▶ [SET EXERCISE]: Return exactly the lines from the one bearing "Decode this image" through the last, and no others. Pictures must be left out.
start
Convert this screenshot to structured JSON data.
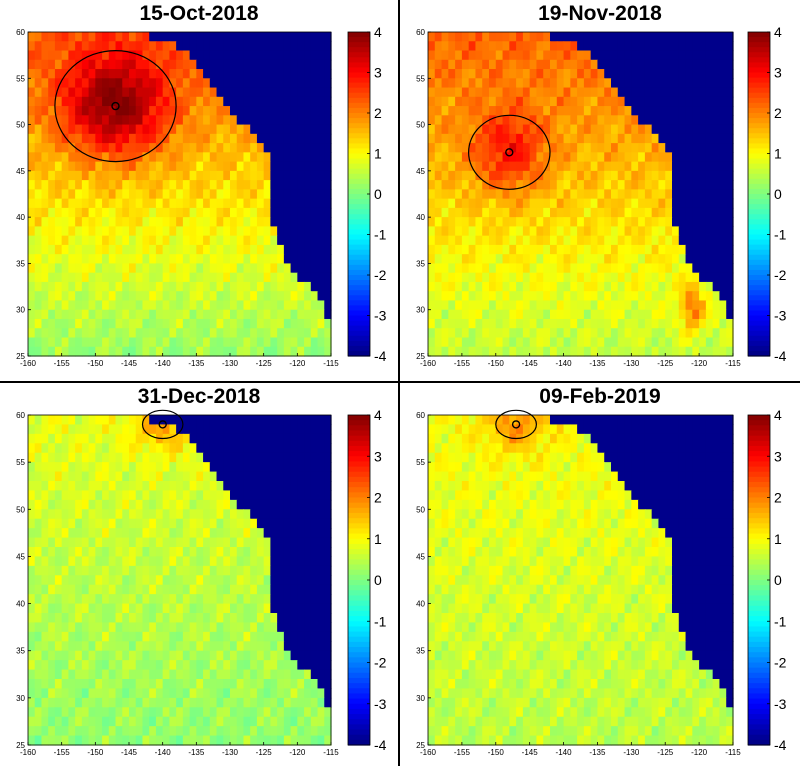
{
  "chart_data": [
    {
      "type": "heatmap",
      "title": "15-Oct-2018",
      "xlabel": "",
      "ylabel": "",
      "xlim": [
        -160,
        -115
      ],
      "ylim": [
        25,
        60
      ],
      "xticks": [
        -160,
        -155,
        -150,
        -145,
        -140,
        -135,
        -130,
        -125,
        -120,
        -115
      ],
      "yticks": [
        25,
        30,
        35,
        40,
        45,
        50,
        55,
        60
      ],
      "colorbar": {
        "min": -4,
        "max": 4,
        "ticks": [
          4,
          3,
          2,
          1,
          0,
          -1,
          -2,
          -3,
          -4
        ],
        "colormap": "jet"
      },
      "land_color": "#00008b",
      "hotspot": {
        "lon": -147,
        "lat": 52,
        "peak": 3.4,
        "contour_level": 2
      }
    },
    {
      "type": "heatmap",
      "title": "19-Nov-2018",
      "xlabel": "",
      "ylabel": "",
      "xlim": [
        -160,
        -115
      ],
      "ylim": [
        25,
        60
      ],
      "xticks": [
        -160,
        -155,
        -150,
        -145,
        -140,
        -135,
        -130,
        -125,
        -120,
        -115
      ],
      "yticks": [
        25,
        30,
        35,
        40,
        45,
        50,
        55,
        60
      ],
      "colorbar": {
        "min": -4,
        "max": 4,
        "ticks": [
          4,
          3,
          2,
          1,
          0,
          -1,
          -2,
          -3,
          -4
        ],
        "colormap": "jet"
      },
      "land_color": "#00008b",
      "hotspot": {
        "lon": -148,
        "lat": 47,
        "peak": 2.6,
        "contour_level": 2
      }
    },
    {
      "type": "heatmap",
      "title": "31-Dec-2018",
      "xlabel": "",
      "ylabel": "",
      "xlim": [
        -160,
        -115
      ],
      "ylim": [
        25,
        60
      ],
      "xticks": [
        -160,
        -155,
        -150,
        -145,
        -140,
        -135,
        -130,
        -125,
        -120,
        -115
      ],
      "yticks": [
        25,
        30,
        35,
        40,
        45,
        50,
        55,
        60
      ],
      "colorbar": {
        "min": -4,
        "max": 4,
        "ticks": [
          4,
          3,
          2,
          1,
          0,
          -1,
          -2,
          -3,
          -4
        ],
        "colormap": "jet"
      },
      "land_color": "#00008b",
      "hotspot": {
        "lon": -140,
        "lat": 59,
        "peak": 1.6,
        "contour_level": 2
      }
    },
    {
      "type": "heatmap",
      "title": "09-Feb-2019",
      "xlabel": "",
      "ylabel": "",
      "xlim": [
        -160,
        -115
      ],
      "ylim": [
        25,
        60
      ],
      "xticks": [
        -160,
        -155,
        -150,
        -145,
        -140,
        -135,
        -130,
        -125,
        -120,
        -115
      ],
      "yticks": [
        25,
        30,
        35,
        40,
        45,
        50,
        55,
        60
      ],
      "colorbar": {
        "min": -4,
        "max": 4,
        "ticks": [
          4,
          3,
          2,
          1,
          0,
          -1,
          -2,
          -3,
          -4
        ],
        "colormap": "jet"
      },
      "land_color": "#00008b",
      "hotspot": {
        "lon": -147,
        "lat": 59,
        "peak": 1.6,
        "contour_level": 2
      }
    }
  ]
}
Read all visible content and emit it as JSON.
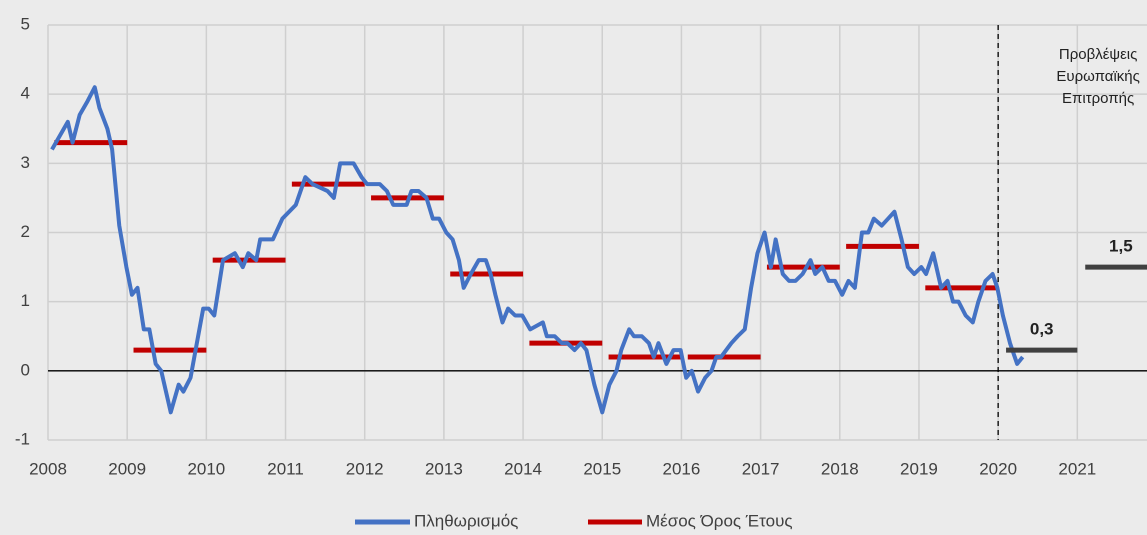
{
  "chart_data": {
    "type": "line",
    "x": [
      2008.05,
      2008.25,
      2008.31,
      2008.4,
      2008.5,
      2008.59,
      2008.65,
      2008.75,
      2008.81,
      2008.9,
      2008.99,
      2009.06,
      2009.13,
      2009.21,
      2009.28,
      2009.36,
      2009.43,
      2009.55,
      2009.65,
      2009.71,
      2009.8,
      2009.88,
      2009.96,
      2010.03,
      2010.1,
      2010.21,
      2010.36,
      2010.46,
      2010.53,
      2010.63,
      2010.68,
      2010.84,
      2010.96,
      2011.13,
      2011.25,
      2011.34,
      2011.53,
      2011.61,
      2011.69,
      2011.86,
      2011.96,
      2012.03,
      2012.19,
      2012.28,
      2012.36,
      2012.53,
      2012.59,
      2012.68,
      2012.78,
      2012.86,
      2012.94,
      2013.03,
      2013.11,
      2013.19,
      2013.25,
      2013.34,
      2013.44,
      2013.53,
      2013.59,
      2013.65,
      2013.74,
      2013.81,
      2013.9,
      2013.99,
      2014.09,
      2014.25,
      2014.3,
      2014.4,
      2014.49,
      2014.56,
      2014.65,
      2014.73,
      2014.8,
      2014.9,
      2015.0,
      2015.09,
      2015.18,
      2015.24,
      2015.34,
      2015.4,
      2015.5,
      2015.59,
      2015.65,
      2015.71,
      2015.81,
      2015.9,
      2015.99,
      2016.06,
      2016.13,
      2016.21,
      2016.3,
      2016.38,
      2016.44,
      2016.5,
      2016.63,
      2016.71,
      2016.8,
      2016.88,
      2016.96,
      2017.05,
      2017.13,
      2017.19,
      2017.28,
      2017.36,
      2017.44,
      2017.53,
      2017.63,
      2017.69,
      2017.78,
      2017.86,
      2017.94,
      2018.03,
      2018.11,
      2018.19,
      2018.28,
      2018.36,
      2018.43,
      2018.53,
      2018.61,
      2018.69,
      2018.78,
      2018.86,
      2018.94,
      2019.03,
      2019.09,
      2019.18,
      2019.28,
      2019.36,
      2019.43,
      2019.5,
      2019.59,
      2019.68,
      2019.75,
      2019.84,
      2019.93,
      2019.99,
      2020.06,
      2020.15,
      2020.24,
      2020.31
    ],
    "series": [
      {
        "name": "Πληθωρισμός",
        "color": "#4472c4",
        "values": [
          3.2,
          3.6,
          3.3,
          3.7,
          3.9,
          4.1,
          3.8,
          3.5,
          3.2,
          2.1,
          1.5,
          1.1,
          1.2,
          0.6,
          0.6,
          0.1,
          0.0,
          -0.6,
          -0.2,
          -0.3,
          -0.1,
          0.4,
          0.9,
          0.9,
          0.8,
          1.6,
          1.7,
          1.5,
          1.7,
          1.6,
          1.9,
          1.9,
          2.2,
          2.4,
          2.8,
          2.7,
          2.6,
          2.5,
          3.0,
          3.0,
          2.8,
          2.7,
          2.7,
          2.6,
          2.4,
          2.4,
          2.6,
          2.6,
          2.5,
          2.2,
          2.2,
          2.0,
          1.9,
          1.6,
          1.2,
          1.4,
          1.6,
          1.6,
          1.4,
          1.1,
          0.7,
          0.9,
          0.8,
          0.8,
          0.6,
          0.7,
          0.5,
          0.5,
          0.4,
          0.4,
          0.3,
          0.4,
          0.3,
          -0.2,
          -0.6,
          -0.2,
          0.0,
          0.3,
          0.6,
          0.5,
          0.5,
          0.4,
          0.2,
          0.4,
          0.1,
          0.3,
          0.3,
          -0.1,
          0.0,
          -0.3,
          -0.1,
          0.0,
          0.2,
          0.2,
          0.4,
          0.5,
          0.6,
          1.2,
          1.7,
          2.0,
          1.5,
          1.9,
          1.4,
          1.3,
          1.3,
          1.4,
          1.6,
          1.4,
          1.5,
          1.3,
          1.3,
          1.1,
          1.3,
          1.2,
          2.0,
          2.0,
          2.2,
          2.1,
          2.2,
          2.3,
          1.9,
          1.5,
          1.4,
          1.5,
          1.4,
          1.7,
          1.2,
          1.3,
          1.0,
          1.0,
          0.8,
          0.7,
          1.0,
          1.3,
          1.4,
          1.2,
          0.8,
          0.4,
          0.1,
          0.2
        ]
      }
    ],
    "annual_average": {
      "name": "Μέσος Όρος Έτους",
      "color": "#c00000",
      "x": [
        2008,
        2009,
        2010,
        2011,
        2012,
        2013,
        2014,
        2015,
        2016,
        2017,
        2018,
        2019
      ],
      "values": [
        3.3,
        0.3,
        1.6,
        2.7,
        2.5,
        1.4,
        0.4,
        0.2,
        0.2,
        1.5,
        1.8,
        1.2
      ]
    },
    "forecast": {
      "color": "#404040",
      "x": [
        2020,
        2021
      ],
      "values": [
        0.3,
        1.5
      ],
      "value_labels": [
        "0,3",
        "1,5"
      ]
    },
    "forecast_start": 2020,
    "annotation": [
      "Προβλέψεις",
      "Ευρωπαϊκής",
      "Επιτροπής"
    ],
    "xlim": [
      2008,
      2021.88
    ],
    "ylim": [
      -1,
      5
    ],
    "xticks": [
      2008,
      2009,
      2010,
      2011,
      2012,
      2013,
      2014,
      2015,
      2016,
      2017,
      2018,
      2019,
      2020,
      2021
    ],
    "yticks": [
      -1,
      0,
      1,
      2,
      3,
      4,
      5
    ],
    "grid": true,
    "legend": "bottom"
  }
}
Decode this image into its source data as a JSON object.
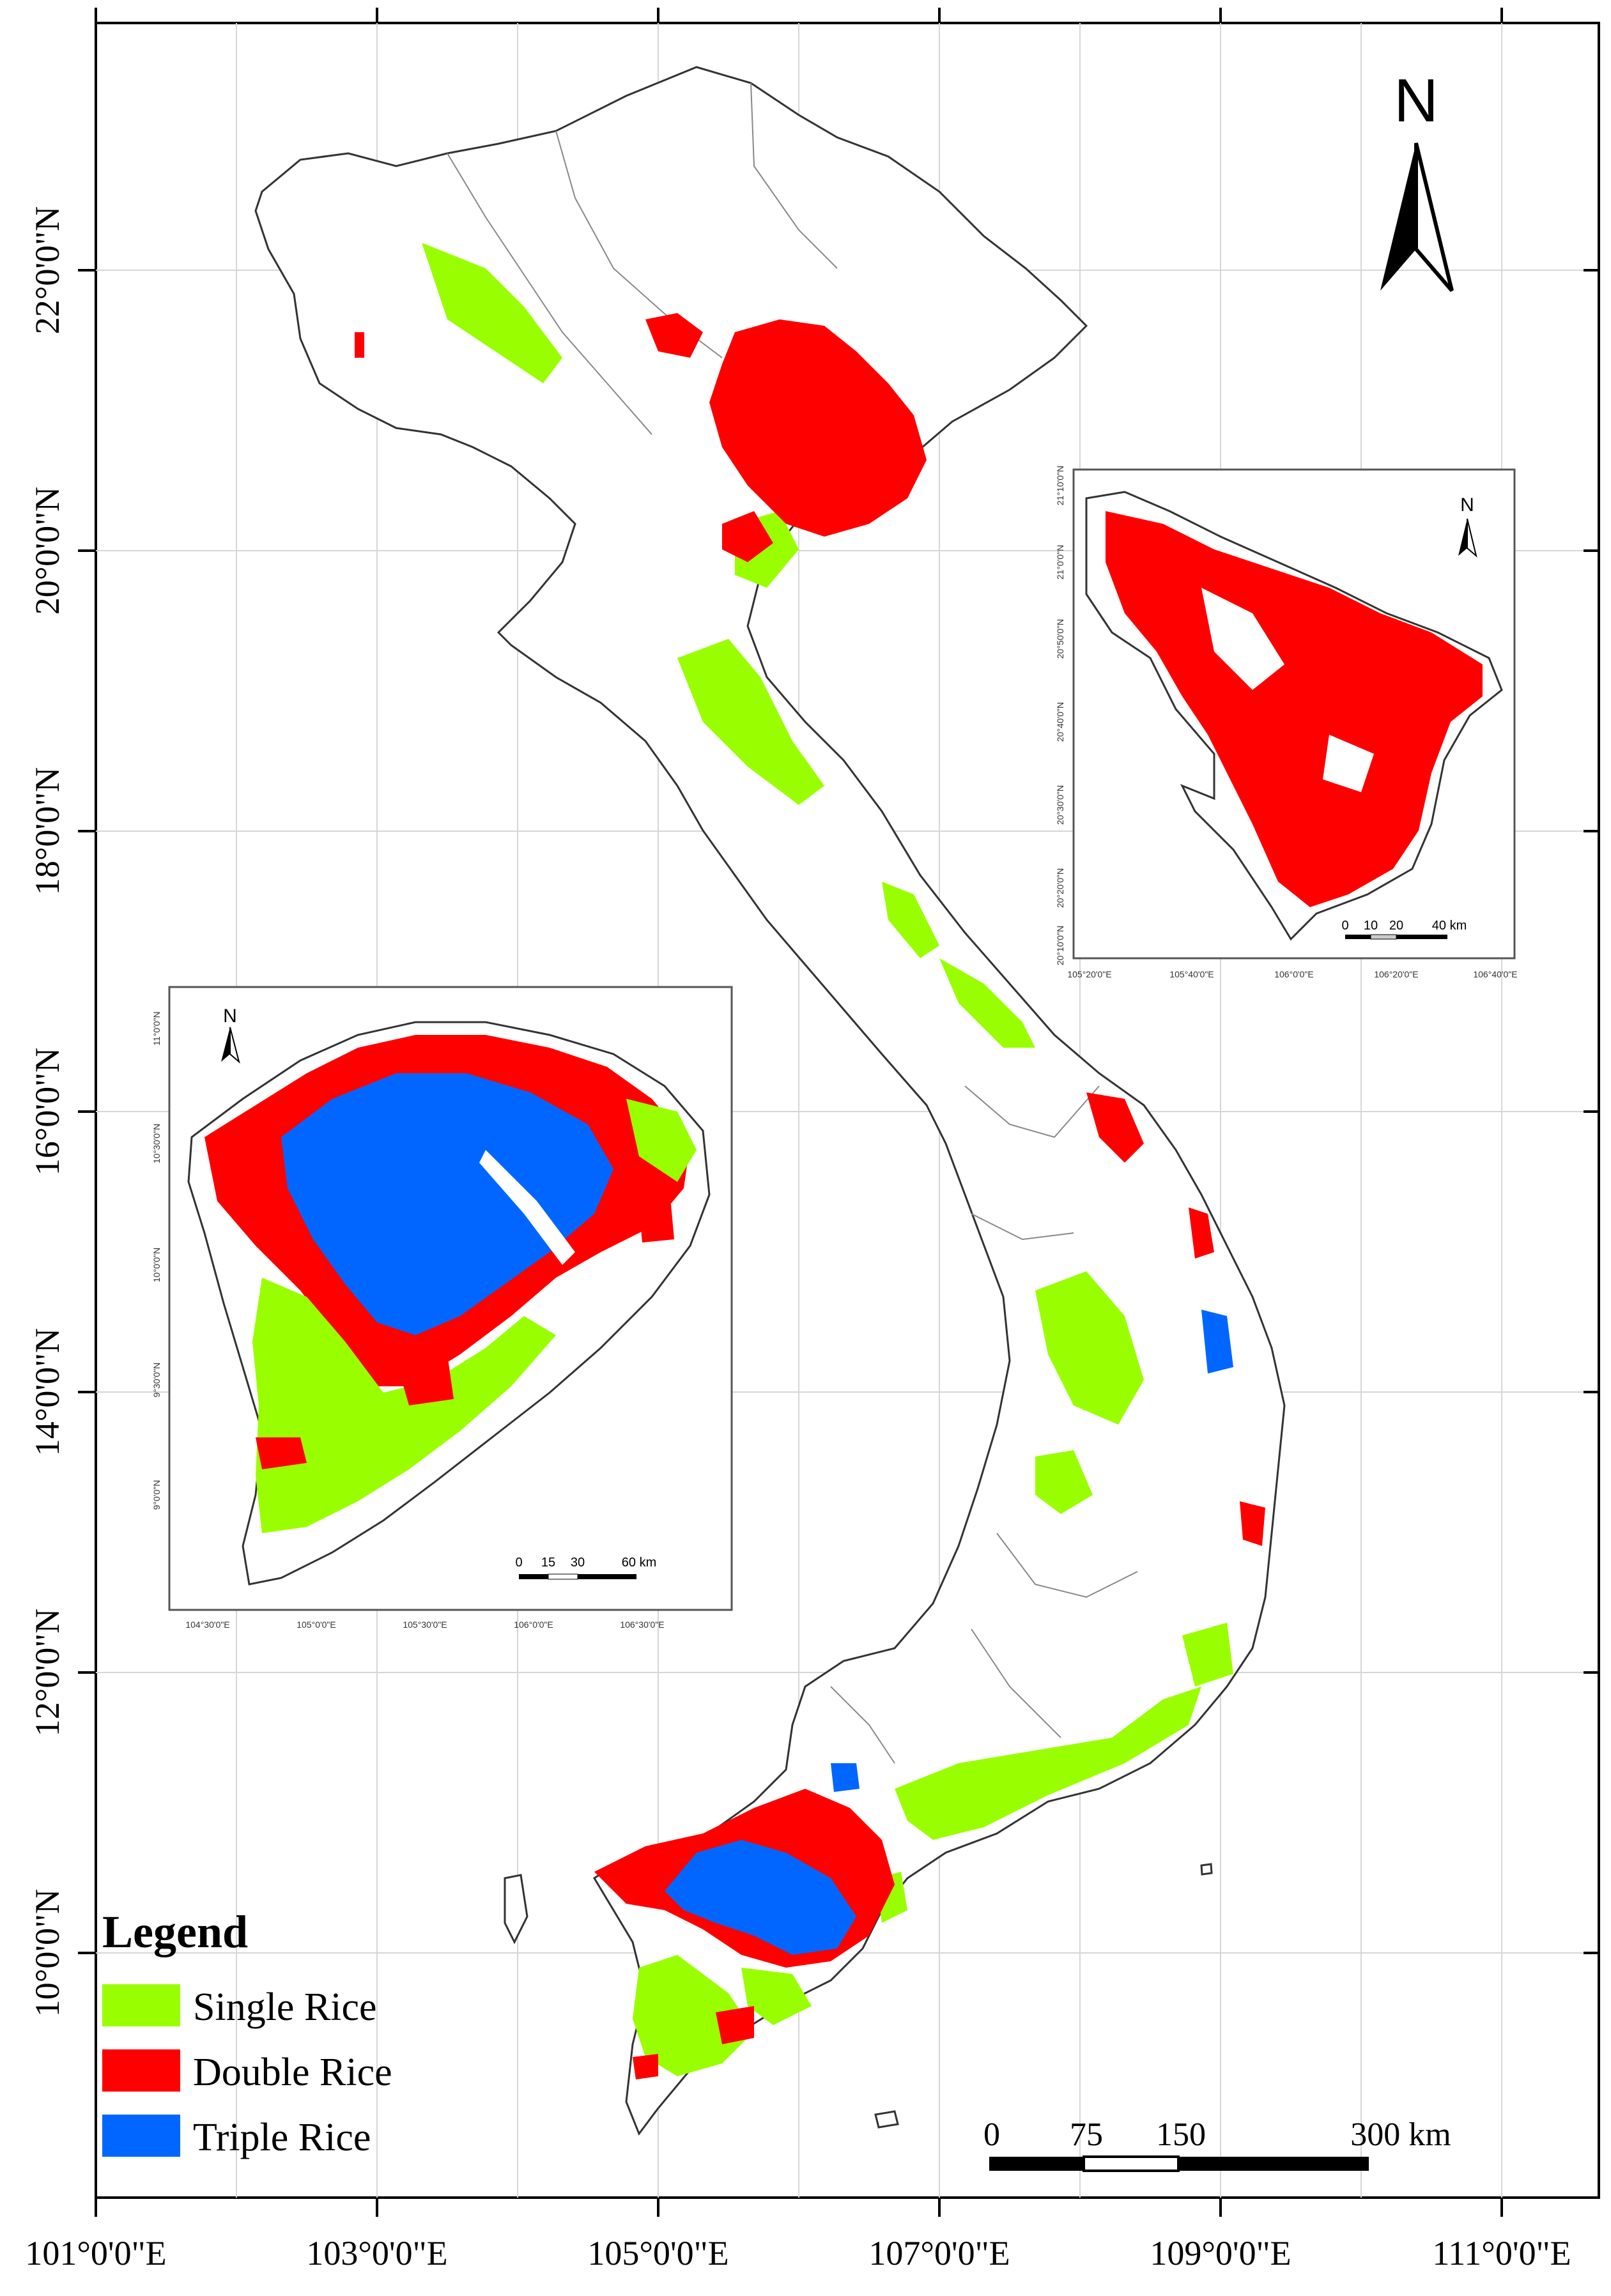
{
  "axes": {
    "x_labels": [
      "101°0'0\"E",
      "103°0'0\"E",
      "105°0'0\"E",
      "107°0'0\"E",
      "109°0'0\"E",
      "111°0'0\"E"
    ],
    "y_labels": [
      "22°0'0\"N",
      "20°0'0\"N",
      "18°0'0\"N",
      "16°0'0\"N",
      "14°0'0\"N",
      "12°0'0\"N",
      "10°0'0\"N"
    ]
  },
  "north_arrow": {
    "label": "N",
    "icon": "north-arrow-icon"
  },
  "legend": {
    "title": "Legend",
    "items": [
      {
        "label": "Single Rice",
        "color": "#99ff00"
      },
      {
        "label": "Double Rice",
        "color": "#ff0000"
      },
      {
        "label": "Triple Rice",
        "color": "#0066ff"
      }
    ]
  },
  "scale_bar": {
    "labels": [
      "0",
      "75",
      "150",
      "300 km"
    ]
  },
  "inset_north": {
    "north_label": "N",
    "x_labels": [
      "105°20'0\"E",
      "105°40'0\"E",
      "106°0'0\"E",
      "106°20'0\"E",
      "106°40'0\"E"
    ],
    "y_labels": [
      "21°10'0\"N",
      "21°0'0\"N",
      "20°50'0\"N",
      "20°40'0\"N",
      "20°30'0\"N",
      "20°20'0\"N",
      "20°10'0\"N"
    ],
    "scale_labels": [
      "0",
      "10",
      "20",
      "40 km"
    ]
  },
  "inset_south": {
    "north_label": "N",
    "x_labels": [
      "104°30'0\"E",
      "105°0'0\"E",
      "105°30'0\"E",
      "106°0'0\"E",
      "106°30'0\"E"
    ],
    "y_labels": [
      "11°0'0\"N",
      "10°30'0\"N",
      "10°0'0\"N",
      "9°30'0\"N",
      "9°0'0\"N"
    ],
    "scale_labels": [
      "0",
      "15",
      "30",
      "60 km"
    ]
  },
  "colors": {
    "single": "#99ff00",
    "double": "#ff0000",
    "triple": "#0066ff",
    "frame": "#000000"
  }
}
end
▶ [WORKED SOLUTION]:
Decode this image into its source data as a JSON object.
{
  "axes": {
    "x_labels": [
      "101°0'0\"E",
      "103°0'0\"E",
      "105°0'0\"E",
      "107°0'0\"E",
      "109°0'0\"E",
      "111°0'0\"E"
    ],
    "y_labels": [
      "22°0'0\"N",
      "20°0'0\"N",
      "18°0'0\"N",
      "16°0'0\"N",
      "14°0'0\"N",
      "12°0'0\"N",
      "10°0'0\"N"
    ]
  },
  "north_arrow": {
    "label": "N",
    "icon": "north-arrow-icon"
  },
  "legend": {
    "title": "Legend",
    "items": [
      {
        "label": "Single Rice",
        "color": "#99ff00"
      },
      {
        "label": "Double Rice",
        "color": "#ff0000"
      },
      {
        "label": "Triple Rice",
        "color": "#0066ff"
      }
    ]
  },
  "scale_bar": {
    "labels": [
      "0",
      "75",
      "150",
      "300 km"
    ]
  },
  "inset_north": {
    "north_label": "N",
    "x_labels": [
      "105°20'0\"E",
      "105°40'0\"E",
      "106°0'0\"E",
      "106°20'0\"E",
      "106°40'0\"E"
    ],
    "y_labels": [
      "21°10'0\"N",
      "21°0'0\"N",
      "20°50'0\"N",
      "20°40'0\"N",
      "20°30'0\"N",
      "20°20'0\"N",
      "20°10'0\"N"
    ],
    "scale_labels": [
      "0",
      "10",
      "20",
      "40 km"
    ]
  },
  "inset_south": {
    "north_label": "N",
    "x_labels": [
      "104°30'0\"E",
      "105°0'0\"E",
      "105°30'0\"E",
      "106°0'0\"E",
      "106°30'0\"E"
    ],
    "y_labels": [
      "11°0'0\"N",
      "10°30'0\"N",
      "10°0'0\"N",
      "9°30'0\"N",
      "9°0'0\"N"
    ],
    "scale_labels": [
      "0",
      "15",
      "30",
      "60 km"
    ]
  },
  "colors": {
    "single": "#99ff00",
    "double": "#ff0000",
    "triple": "#0066ff",
    "frame": "#000000"
  }
}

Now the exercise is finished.